[START Excerpted passage]
MXene is a new family of two-dimensional transition metal carbides/carbonitrides, which were produced by the selective etching of A layers from MAX phases.¹⁷ It has a general formula of M_n+1X_nT_x (n = 1–3), where M represents an early transition metal, X denotes carbon and/or nitrogen, and T_x stands for the surface terminations (hydroxyl, oxygen, or fluorine).¹⁸ The inherent high conductivity and hydrophilic surfaces make MXene receiving intensive attention in various fields, including energy storage,^19,20 energy conversion,^21,22 water purification,²³ electromagnetic interference,²⁴ and so on. In comparison to carbon supports, MXene not only processes high conductivity and high surface area, but also has massed surface terminations (hydroxyl, oxygen, or fluorine),¹⁸ which could introduce further interactions between FeNC and the substrate. Recently, a twofold ORR activity improvement was reported by introducing multilayered MXene as the support for iron phthalocyanine (FePc) macrocycles, which also revealed that the interaction between FeN₄ and MXene led to an easier oxygen adsorption and reduction on FeN₄ sites.¹⁶ Therefore, exploring new synthesis strategies and new hybrid structure for MXene-supported FeNC catalysts is of great interest to investigate the interaction between FeNC and MXene support and thus further enhance ORR performances.
[END Excerpted passage]
[START Stored data]
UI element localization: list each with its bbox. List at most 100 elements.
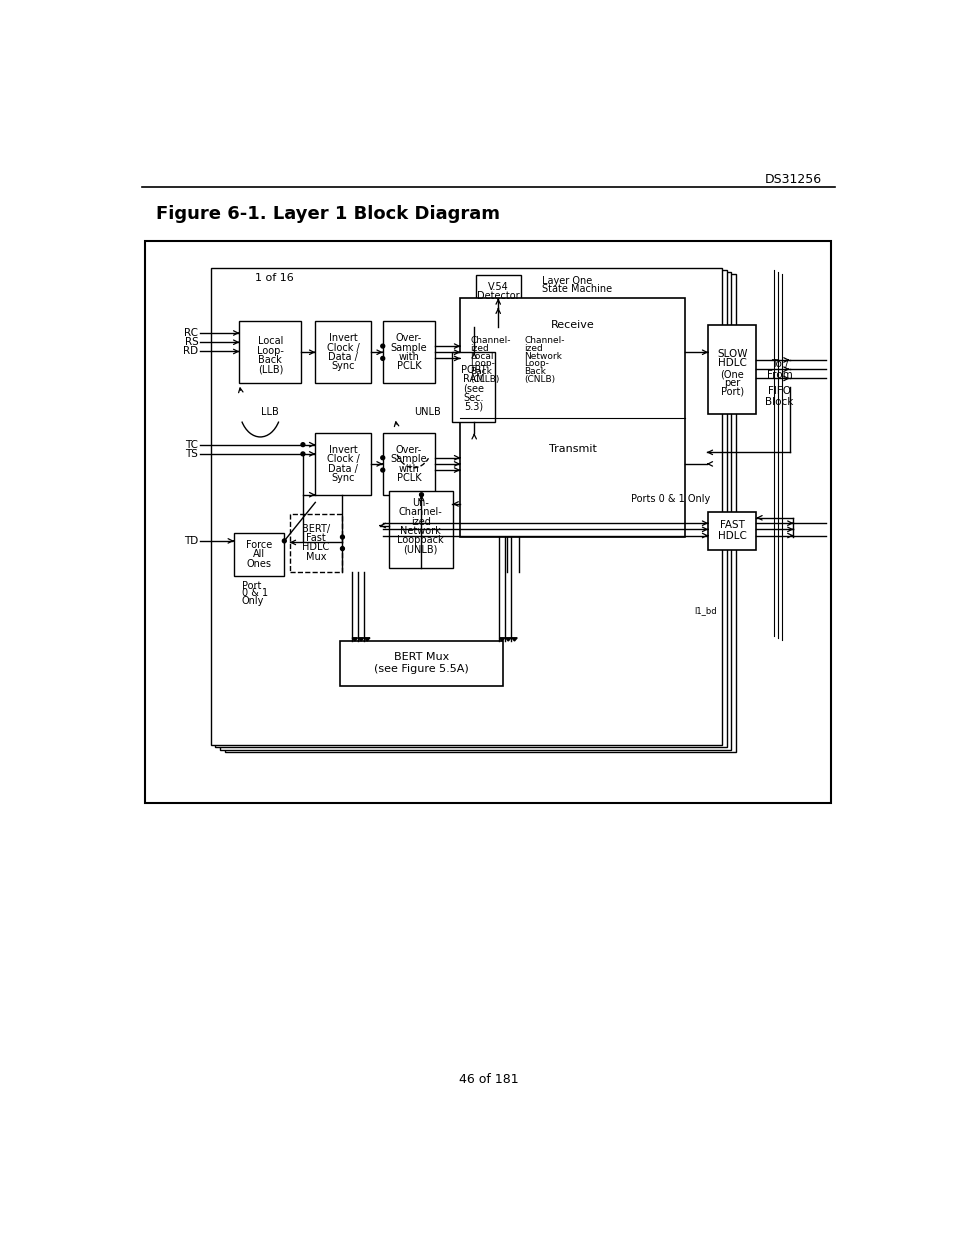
Bar — [382, 433, 435, 495]
Circle shape — [380, 345, 384, 348]
Circle shape — [340, 535, 344, 538]
Text: Un-: Un- — [412, 498, 429, 508]
Text: Loopback: Loopback — [397, 535, 443, 545]
Text: Back: Back — [470, 367, 492, 375]
Text: Receive: Receive — [550, 320, 594, 330]
Bar — [220, 272, 731, 750]
Text: with: with — [398, 463, 419, 473]
Polygon shape — [364, 637, 370, 641]
Text: 5.3): 5.3) — [464, 401, 483, 412]
Text: RD: RD — [183, 347, 198, 357]
Polygon shape — [498, 637, 504, 641]
Bar — [382, 321, 435, 383]
Bar — [290, 514, 342, 572]
Text: TS: TS — [185, 448, 198, 459]
Text: Clock /: Clock / — [327, 342, 359, 353]
Text: Loop-: Loop- — [256, 346, 283, 356]
Text: (see Figure 5.5A): (see Figure 5.5A) — [374, 664, 468, 674]
Text: Clock /: Clock / — [327, 454, 359, 464]
Text: To /: To / — [770, 359, 787, 369]
Text: Sync: Sync — [331, 361, 355, 370]
Bar — [239, 321, 301, 383]
Bar — [224, 274, 736, 752]
Text: Network: Network — [400, 526, 440, 536]
Text: l1_bd: l1_bd — [694, 605, 716, 615]
Text: HDLC: HDLC — [717, 358, 746, 368]
Text: Ports 0 & 1 Only: Ports 0 & 1 Only — [630, 494, 709, 504]
Text: 46 of 181: 46 of 181 — [458, 1073, 518, 1087]
Text: Network: Network — [524, 352, 562, 361]
Bar — [707, 511, 756, 550]
Circle shape — [282, 538, 286, 543]
Text: Sample: Sample — [391, 454, 427, 464]
Circle shape — [301, 442, 305, 447]
Text: RS: RS — [184, 337, 198, 347]
Text: Port: Port — [241, 580, 261, 590]
Circle shape — [380, 456, 384, 459]
Text: 0 & 1: 0 & 1 — [241, 588, 268, 598]
Text: From: From — [766, 370, 792, 380]
Circle shape — [340, 547, 344, 551]
Bar — [145, 241, 831, 803]
Text: Back: Back — [258, 354, 282, 366]
Text: Transmit: Transmit — [548, 443, 596, 453]
Bar — [233, 534, 284, 576]
Text: TC: TC — [185, 440, 198, 450]
Text: RC: RC — [184, 329, 198, 338]
Text: Over-: Over- — [395, 333, 422, 343]
Circle shape — [380, 357, 384, 361]
Text: SLOW: SLOW — [717, 350, 747, 359]
Text: Invert: Invert — [329, 445, 357, 454]
Text: Invert: Invert — [329, 333, 357, 343]
Text: 1 of 16: 1 of 16 — [254, 273, 294, 283]
Text: Figure 6-1. Layer 1 Block Diagram: Figure 6-1. Layer 1 Block Diagram — [156, 205, 500, 222]
Text: FIFO: FIFO — [767, 385, 790, 395]
Text: V.54: V.54 — [487, 282, 508, 291]
Text: Loop-: Loop- — [524, 359, 549, 368]
Text: UNLB: UNLB — [414, 406, 440, 416]
Text: Detector: Detector — [476, 291, 519, 301]
Bar — [476, 275, 520, 308]
Text: (CLLB): (CLLB) — [470, 374, 499, 384]
Text: Over-: Over- — [395, 445, 422, 454]
Bar — [452, 352, 495, 421]
Text: Block: Block — [764, 398, 793, 408]
Text: Sec.: Sec. — [463, 393, 483, 403]
Bar — [215, 270, 726, 747]
Text: State Machine: State Machine — [541, 284, 611, 294]
Text: ized: ized — [411, 516, 430, 526]
Text: Loop-: Loop- — [470, 359, 495, 368]
Circle shape — [419, 493, 423, 496]
Bar — [340, 641, 502, 685]
Text: (LLB): (LLB) — [257, 364, 283, 374]
Circle shape — [380, 468, 384, 472]
Polygon shape — [358, 637, 363, 641]
Text: ized: ized — [470, 343, 489, 353]
Polygon shape — [505, 637, 511, 641]
Bar — [315, 321, 371, 383]
Text: PORT: PORT — [460, 366, 486, 375]
Text: Channel-: Channel- — [524, 336, 564, 346]
Text: Sync: Sync — [331, 473, 355, 483]
Text: Back: Back — [524, 367, 546, 375]
Text: Local: Local — [257, 336, 283, 347]
Text: Layer One: Layer One — [541, 277, 591, 287]
Text: (UNLB): (UNLB) — [403, 545, 437, 555]
Polygon shape — [511, 637, 517, 641]
Text: BERT Mux: BERT Mux — [394, 652, 449, 662]
Text: Channel-: Channel- — [470, 336, 510, 346]
Text: RAM: RAM — [462, 374, 484, 384]
Text: ized: ized — [524, 343, 543, 353]
Text: (CNLB): (CNLB) — [524, 374, 555, 384]
Bar — [707, 325, 756, 414]
Text: (One: (One — [720, 369, 743, 379]
Text: PCLK: PCLK — [396, 473, 421, 483]
Text: Data /: Data / — [328, 463, 357, 473]
Text: PCLK: PCLK — [396, 361, 421, 370]
Bar — [315, 433, 371, 495]
Polygon shape — [352, 637, 357, 641]
Text: Only: Only — [241, 597, 264, 606]
Text: with: with — [398, 352, 419, 362]
Text: (see: (see — [463, 383, 484, 394]
Text: Sample: Sample — [391, 342, 427, 353]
[END Stored data]
Stated task 1: Condense the paragraph of the MXene passage beginning "MXene is a new family" into a bulleted list that keeps its main facts.
Stated task 2: Please carry on the MXene passage, starting after its final sentence.
The entries have no connection to the MXene passage.

Final answer 1:
- MXene is a new family of two-dimensional transition metal carbides/carbonitrides, made by selectively etching A layers from MAX phases.
- Its general formula is M_n+1X_nT_x (n = 1–3). M is an early transition metal, X is carbon and/or nitrogen, and T_x is the surface terminations (hydroxyl, oxygen, or fluorine).
- Its high conductivity and hydrophilic surfaces have drawn attention in energy storage, energy conversion, water purification, electromagnetic interference and other fields.
- Compared with carbon supports, it has high conductivity, high surface area and many surface terminations, which could add further interactions between FeNC and the substrate.
- Using multilayered MXene as the support for iron phthalocyanine (FePc) macrocycles was recently reported to double ORR activity. The interaction between FeN₄ and MXene made oxygen adsorption and reduction on FeN₄ sites easier.
- New synthesis strategies and hybrid structures for MXene-supported FeNC catalysts are therefore of great interest for studying the FeNC–MXene interaction and further improving ORR performance.

Final answer 2:
Herein, highly-dispersed MXene nanosheet was used as the support to composite FeNC, and a novel FeNC/MXene hybrid nanosheet was, for the first time, synthesized through the pyrolysis of a simple Fe inorganic salt, N precursor and MXene nanosheets. The MXene serves as the catalyst support rendering a unique two-dimensional platform and excellent electronic channels, while the rugged FeNC coating closely attached on the surface of MXene provides sufficient ORR active centres, making it a good catalyst for electrocatalysis. The resulted FeNC/MXene hybrid nanosheet exhibited excellent ORR activity with a half-wave potential of 0.814 V versus RHE. More impressively, this hybrid nanosheet presented a superb durability, with only 2.6% decay after a 20 000 s continuous test, much better than the 15.8% degradation for the commercial Pt/C catalyst.

Experimental

Synthesis of Ti₃AlC₂ and Ti₃C₂T_x MXene

Ti₃AlC₂ was synthesized by following our previous method.²⁵ 1 g Ti₃AlC₂ power was immersed into 20 ml 40% HF solution, stirring for 72 h to obtain the multilayered Ti₃C₂T_x powder (Fig. S1†), and then treated with tetrapropylammonium hydroxide (TPAOH, Tianjin Guangfu Fine Chemical Research Institute) for 18 h under stirring, washed and collected. The Ti₃C₂T_x MXene nanosheet solution was prepared by the sonication of TPAOH-treated multilayer Ti₃C₂T_x powders in DI water, followed by centrifuging at 3000 rpm for 10 min and collecting the supernatant. The resultant colloidal solution was freeze-dried (−80 °C, < 1 mbar) for 3 days and collected.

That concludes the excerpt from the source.